BEGIN DATASET RECORDS

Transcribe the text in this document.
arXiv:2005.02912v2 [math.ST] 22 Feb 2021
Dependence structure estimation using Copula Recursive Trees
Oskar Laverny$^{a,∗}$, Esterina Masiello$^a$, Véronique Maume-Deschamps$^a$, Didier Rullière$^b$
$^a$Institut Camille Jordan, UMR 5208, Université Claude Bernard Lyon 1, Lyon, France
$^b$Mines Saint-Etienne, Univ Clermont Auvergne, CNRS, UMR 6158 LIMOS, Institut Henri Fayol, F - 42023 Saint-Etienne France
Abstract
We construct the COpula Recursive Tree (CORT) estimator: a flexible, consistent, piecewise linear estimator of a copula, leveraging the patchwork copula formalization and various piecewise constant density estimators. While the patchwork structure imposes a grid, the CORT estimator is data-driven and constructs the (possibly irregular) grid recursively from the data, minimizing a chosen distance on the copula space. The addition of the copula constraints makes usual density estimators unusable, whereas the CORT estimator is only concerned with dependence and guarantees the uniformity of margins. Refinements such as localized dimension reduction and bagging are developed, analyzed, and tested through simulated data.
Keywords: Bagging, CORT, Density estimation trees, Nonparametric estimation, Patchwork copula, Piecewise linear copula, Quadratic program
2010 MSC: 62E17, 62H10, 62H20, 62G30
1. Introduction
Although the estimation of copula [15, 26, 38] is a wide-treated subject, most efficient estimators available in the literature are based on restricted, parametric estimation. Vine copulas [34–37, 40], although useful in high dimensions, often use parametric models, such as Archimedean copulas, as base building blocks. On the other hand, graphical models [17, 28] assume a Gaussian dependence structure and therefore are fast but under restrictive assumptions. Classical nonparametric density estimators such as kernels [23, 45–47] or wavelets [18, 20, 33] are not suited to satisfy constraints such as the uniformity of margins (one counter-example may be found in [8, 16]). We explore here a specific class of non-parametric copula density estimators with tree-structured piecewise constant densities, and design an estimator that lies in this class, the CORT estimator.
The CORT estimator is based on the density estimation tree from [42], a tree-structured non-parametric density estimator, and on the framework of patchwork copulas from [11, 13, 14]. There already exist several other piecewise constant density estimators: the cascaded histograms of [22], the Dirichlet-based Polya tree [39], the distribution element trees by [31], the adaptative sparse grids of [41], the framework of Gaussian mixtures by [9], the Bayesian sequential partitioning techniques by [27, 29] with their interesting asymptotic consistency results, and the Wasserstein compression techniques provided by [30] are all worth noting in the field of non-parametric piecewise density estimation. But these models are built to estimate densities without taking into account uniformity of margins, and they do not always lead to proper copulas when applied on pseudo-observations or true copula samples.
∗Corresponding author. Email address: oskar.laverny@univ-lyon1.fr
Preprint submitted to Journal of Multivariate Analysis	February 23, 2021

END DATASET RECORDS

- EXERCISE INSTRUCTIONS -
Check each line above for "France" and return the ones that have it.

- ANSWER IN FULL -
$^a$Institut Camille Jordan, UMR 5208, Université Claude Bernard Lyon 1, Lyon, France
$^b$Mines Saint-Etienne, Univ Clermont Auvergne, CNRS, UMR 6158 LIMOS, Institut Henri Fayol, F - 42023 Saint-Etienne France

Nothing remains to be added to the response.